§ Records shown:
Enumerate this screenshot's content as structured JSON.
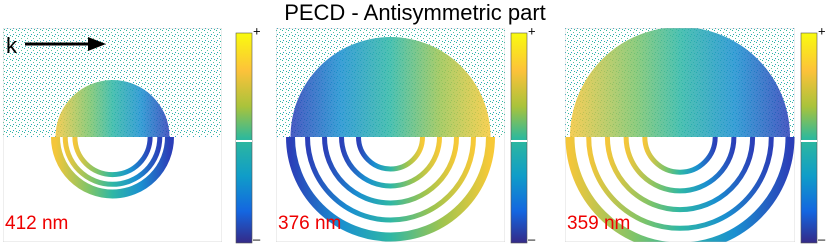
{
  "title": "PECD - Antisymmetric part",
  "arrow_label": "k",
  "panels": [
    {
      "label": "412 nm",
      "colorbar": {
        "max_label": "+",
        "min_label": "–"
      }
    },
    {
      "label": "376 nm",
      "colorbar": {
        "max_label": "+",
        "min_label": "–"
      }
    },
    {
      "label": "359 nm",
      "colorbar": {
        "max_label": "+",
        "min_label": "–"
      }
    }
  ]
}
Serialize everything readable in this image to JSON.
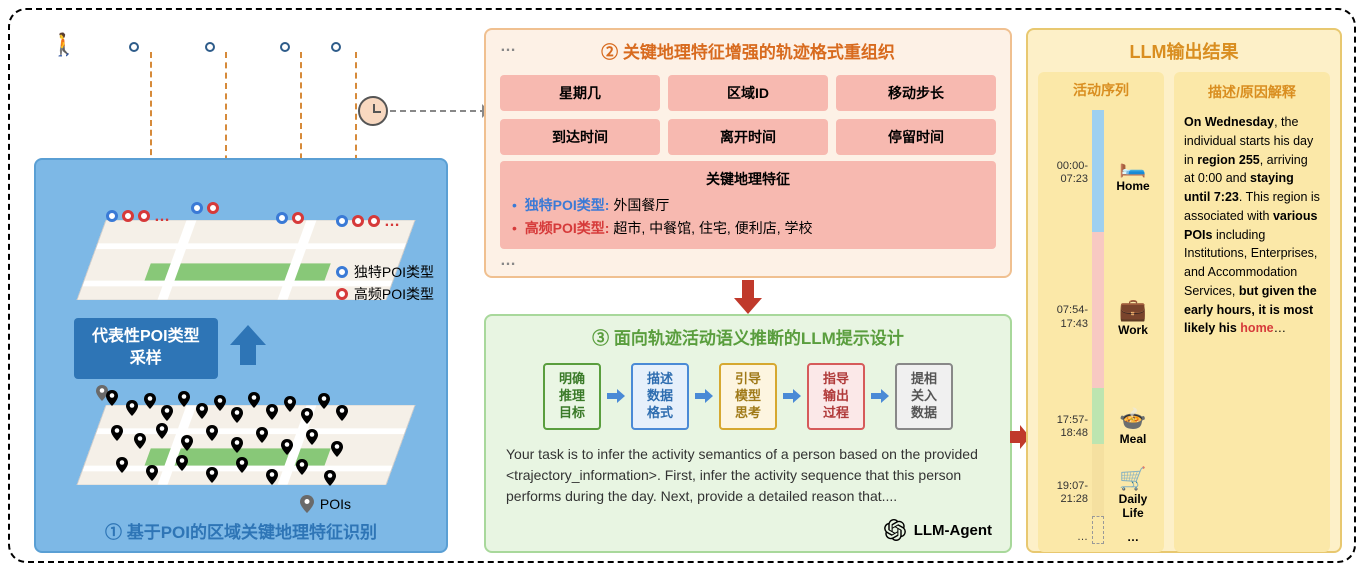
{
  "panel1": {
    "title": "① 基于POI的区域关键地理特征识别",
    "sample_label": "代表性POI类型\n采样",
    "legend_unique": "独特POI类型",
    "legend_freq": "高频POI类型",
    "legend_pois": "POIs",
    "colors": {
      "bg": "#7db8e6",
      "unique": "#3a7ad6",
      "freq": "#d63a3a",
      "pin": "#6a6a6a"
    }
  },
  "panel2": {
    "title": "② 关键地理特征增强的轨迹格式重组织",
    "dots": "…",
    "fields": [
      "星期几",
      "区域ID",
      "移动步长",
      "到达时间",
      "离开时间",
      "停留时间"
    ],
    "geo_title": "关键地理特征",
    "unique_label": "独特POI类型:",
    "unique_value": "外国餐厅",
    "freq_label": "高频POI类型:",
    "freq_value": "超市, 中餐馆, 住宅, 便利店, 学校",
    "colors": {
      "bg": "#fdf1e6",
      "cell": "#f7b9b0"
    }
  },
  "panel3": {
    "title": "③ 面向轨迹活动语义推断的LLM提示设计",
    "steps": [
      "明确\n推理\n目标",
      "描述\n数据\n格式",
      "引导\n模型\n思考",
      "指导\n输出\n过程",
      "提相\n关入\n数据"
    ],
    "step_colors": [
      "green",
      "blue",
      "yellow",
      "red",
      "gray"
    ],
    "prompt_text": "Your task is to infer the activity semantics of a person based on the provided <trajectory_information>. First, infer the activity sequence that this person performs during the day. Next, provide a detailed reason that....",
    "agent_label": "LLM-Agent",
    "colors": {
      "bg": "#e8f5e2"
    }
  },
  "panel4": {
    "title": "LLM输出结果",
    "left_sub": "活动序列",
    "right_sub": "描述/原因解释",
    "timeline": [
      {
        "time": "00:00-\n07:23",
        "label": "Home",
        "icon": "bed",
        "color": "#9ed0f0",
        "flex": 2.2
      },
      {
        "time": "07:54-\n17:43",
        "label": "Work",
        "icon": "work",
        "color": "#f8c9c2",
        "flex": 2.8
      },
      {
        "time": "17:57-\n18:48",
        "label": "Meal",
        "icon": "meal",
        "color": "#bde5b0",
        "flex": 1.0
      },
      {
        "time": "19:07-\n21:28",
        "label": "Daily Life",
        "icon": "cart",
        "color": "#f5e0a0",
        "flex": 1.3
      }
    ],
    "ellipsis": "…",
    "desc_html": "<b>On Wednesday</b>, the individual starts his day in <b>region 255</b>, arriving at 0:00 and <b>staying until 7:23</b>. This region is associated with <b>various POIs</b> including Institutions, Enterprises, and Accommodation Services, <b>but given the early hours, it is most likely his</b> <span style='color:#d63a3a;font-weight:bold'>home</span>…",
    "colors": {
      "bg": "#fdf0c8",
      "card": "#fbe8a8"
    }
  }
}
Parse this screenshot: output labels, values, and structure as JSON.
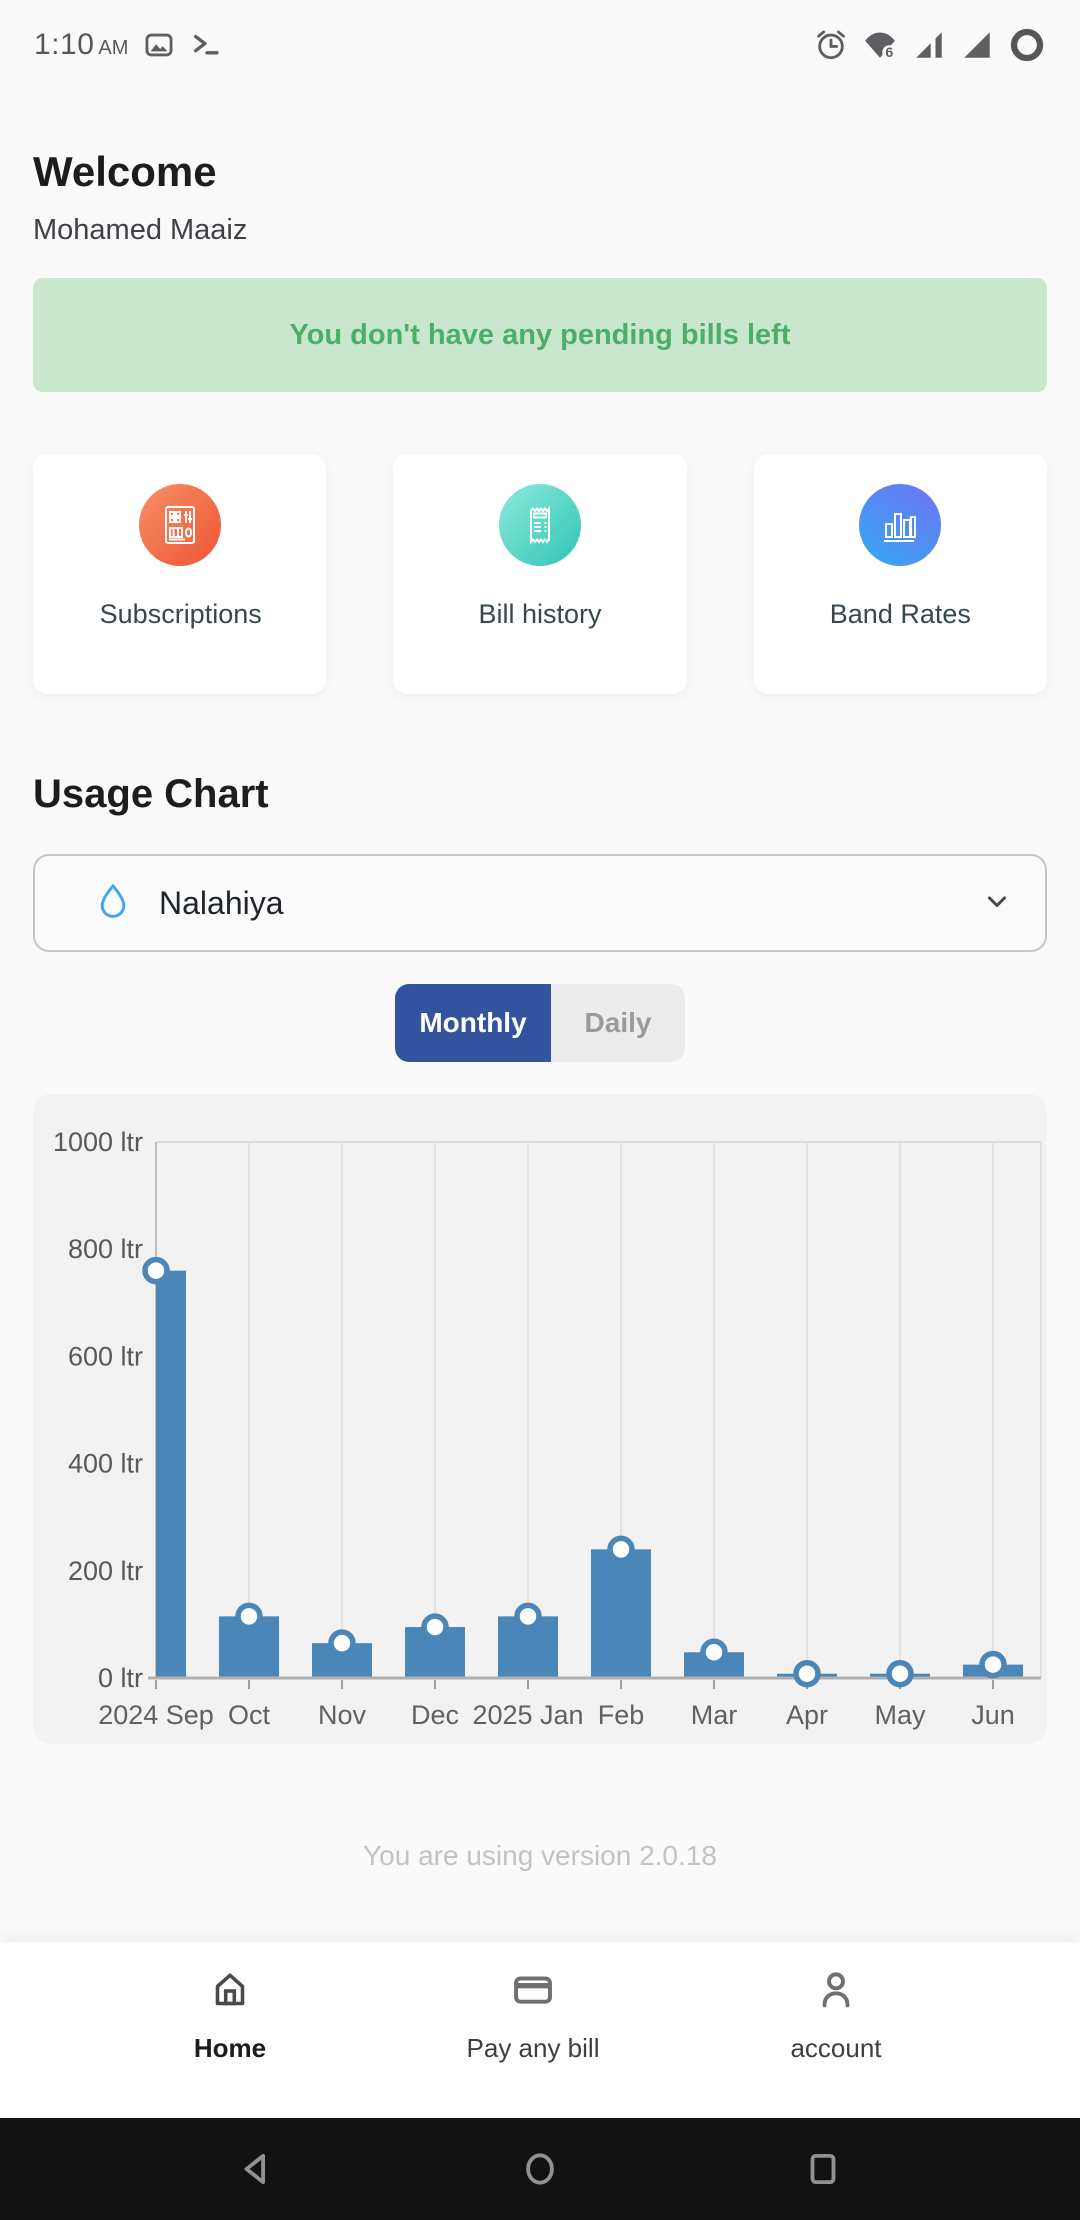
{
  "status_bar": {
    "time": "1:10",
    "meridiem": "AM",
    "wifi_label": "6",
    "left_icons": [
      "image-icon",
      "terminal-icon"
    ],
    "right_icons": [
      "alarm-icon",
      "wifi6-icon",
      "signal-partial-icon",
      "signal-full-icon",
      "battery-circle-icon"
    ]
  },
  "header": {
    "title": "Welcome",
    "subtitle": "Mohamed Maaiz"
  },
  "banner": {
    "text": "You don't have any pending bills left",
    "bg_color": "#c9e7cd",
    "text_color": "#4daf67"
  },
  "cards": [
    {
      "label": "Subscriptions",
      "icon": "subscriptions-icon",
      "gradient": [
        "#f79066",
        "#ee5434"
      ]
    },
    {
      "label": "Bill history",
      "icon": "bill-history-icon",
      "gradient": [
        "#8feadc",
        "#2ec4b6"
      ]
    },
    {
      "label": "Band Rates",
      "icon": "band-rates-icon",
      "gradient": [
        "#6f72f3",
        "#35a9f2"
      ]
    }
  ],
  "usage": {
    "heading": "Usage Chart",
    "selector": {
      "value": "Nalahiya",
      "icon": "water-drop-icon",
      "chevron": "chevron-down-icon"
    },
    "toggle": {
      "options": [
        "Monthly",
        "Daily"
      ],
      "active": "Monthly",
      "active_bg": "#34539e",
      "inactive_bg": "#ececec"
    }
  },
  "chart_data": {
    "type": "bar",
    "title": "Usage Chart",
    "categories": [
      "2024 Sep",
      "Oct",
      "Nov",
      "Dec",
      "2025 Jan",
      "Feb",
      "Mar",
      "Apr",
      "May",
      "Jun"
    ],
    "values": [
      760,
      115,
      65,
      95,
      115,
      240,
      48,
      8,
      8,
      25
    ],
    "unit": "ltr",
    "xlabel": "",
    "ylabel": "",
    "ylim": [
      0,
      1000
    ],
    "yticks": [
      0,
      200,
      400,
      600,
      800,
      1000
    ],
    "ytick_format": "{v} ltr",
    "bar_color": "#4b86b8",
    "marker": "circle-open-white",
    "grid": "vertical",
    "legend": "none",
    "panel_bg": "#f2f2f2"
  },
  "version_text": "You are using version 2.0.18",
  "bottom_nav": {
    "items": [
      {
        "label": "Home",
        "icon": "home-icon",
        "active": true
      },
      {
        "label": "Pay any bill",
        "icon": "pay-bill-icon",
        "active": false
      },
      {
        "label": "account",
        "icon": "account-icon",
        "active": false
      }
    ]
  },
  "android_nav": {
    "buttons": [
      "back-icon",
      "home-circle-icon",
      "recents-icon"
    ]
  }
}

§ Goal: In the material above, show every line where the word "JSON" turns up.

§ The answer:
Enumerate this screenshot's content as structured JSON.
Serialize everything readable in this image to JSON.
Parse this screenshot: output labels, values, and structure as JSON.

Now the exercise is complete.